■ **EXERCISE**: Turn every line in the items below into a numbered list, skipping any blank lines.

Element region listings:
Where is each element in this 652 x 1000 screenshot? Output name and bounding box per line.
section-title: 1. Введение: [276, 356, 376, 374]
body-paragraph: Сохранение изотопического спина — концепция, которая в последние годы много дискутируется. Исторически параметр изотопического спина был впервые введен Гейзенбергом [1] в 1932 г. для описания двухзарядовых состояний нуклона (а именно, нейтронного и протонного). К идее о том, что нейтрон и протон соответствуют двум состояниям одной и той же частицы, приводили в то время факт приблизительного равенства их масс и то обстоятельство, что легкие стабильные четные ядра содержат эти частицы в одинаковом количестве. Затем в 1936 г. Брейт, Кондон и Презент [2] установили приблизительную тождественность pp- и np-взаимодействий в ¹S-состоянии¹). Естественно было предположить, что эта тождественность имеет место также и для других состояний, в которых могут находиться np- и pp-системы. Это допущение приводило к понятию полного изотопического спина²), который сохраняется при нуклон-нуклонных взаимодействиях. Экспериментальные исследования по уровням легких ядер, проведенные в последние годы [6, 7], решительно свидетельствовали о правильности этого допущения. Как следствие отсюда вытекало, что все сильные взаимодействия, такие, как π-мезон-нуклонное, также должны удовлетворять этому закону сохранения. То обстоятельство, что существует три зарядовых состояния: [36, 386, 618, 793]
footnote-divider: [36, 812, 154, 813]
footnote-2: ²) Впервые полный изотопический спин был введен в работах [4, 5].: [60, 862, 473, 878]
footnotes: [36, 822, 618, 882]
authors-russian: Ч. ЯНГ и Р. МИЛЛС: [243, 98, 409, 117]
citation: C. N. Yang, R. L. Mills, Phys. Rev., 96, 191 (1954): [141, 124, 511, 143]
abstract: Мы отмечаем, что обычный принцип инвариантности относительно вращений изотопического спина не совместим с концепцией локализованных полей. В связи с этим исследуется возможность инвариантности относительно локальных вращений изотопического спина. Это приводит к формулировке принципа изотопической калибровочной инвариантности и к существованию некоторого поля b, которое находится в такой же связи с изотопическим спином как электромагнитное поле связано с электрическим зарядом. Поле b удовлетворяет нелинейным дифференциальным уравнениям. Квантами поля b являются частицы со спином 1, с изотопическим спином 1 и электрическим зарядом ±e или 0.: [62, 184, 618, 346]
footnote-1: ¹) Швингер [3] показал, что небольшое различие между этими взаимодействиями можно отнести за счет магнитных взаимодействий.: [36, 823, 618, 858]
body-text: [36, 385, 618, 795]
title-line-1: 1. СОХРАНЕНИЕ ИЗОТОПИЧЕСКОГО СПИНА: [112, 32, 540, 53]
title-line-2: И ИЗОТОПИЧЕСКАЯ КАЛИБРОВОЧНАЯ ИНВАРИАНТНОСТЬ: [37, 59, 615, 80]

■ **REPLY TO THE EXERCISE**:
1. Where is each element in this 652 x 1000 screenshot? Output name and bounding box per line.
2. section-title: 1. Введение: [276, 356, 376, 374]
3. body-paragraph: Сохранение изотопического спина — концепция, которая в последние годы много дискутируется. Исторически параметр изотопического спина был впервые введен Гейзенбергом [1] в 1932 г. для описания двухзарядовых состояний нуклона (а именно, нейтронного и протонного). К идее о том, что нейтрон и протон соответствуют двум состояниям одной и той же частицы, приводили в то время факт приблизительного равенства их масс и то обстоятельство, что легкие стабильные четные ядра содержат эти частицы в одинаковом количестве. Затем в 1936 г. Брейт, Кондон и Презент [2] установили приблизительную тождественность pp- и np-взаимодействий в ¹S-состоянии¹). Естественно было предположить, что эта тождественность имеет место также и для других состояний, в которых могут находиться np- и pp-системы. Это допущение приводило к понятию полного изотопического спина²), который сохраняется при нуклон-нуклонных взаимодействиях. Экспериментальные исследования по уровням легких ядер, проведенные в последние годы [6, 7], решительно свидетельствовали о правильности этого допущения. Как следствие отсюда вытекало, что все сильные взаимодействия, такие, как π-мезон-нуклонное, также должны удовлетворять этому закону сохранения. То обстоятельство, что существует три зарядовых состояния: [36, 386, 618, 793]
4. footnote-divider: [36, 812, 154, 813]
5. footnote-2: ²) Впервые полный изотопический спин был введен в работах [4, 5].: [60, 862, 473, 878]
6. footnotes: [36, 822, 618, 882]
7. authors-russian: Ч. ЯНГ и Р. МИЛЛС: [243, 98, 409, 117]
8. citation: C. N. Yang, R. L. Mills, Phys. Rev., 96, 191 (1954): [141, 124, 511, 143]
9. abstract: Мы отмечаем, что обычный принцип инвариантности относительно вращений изотопического спина не совместим с концепцией локализованных полей. В связи с этим исследуется возможность инвариантности относительно локальных вращений изотопического спина. Это приводит к формулировке принципа изотопической калибровочной инвариантности и к существованию некоторого поля b, которое находится в такой же связи с изотопическим спином как электромагнитное поле связано с электрическим зарядом. Поле b удовлетворяет нелинейным дифференциальным уравнениям. Квантами поля b являются частицы со спином 1, с изотопическим спином 1 и электрическим зарядом ±e или 0.: [62, 184, 618, 346]
10. footnote-1: ¹) Швингер [3] показал, что небольшое различие между этими взаимодействиями можно отнести за счет магнитных взаимодействий.: [36, 823, 618, 858]
11. body-text: [36, 385, 618, 795]
12. title-line-1: 1. СОХРАНЕНИЕ ИЗОТОПИЧЕСКОГО СПИНА: [112, 32, 540, 53]
13. title-line-2: И ИЗОТОПИЧЕСКАЯ КАЛИБРОВОЧНАЯ ИНВАРИАНТНОСТЬ: [37, 59, 615, 80]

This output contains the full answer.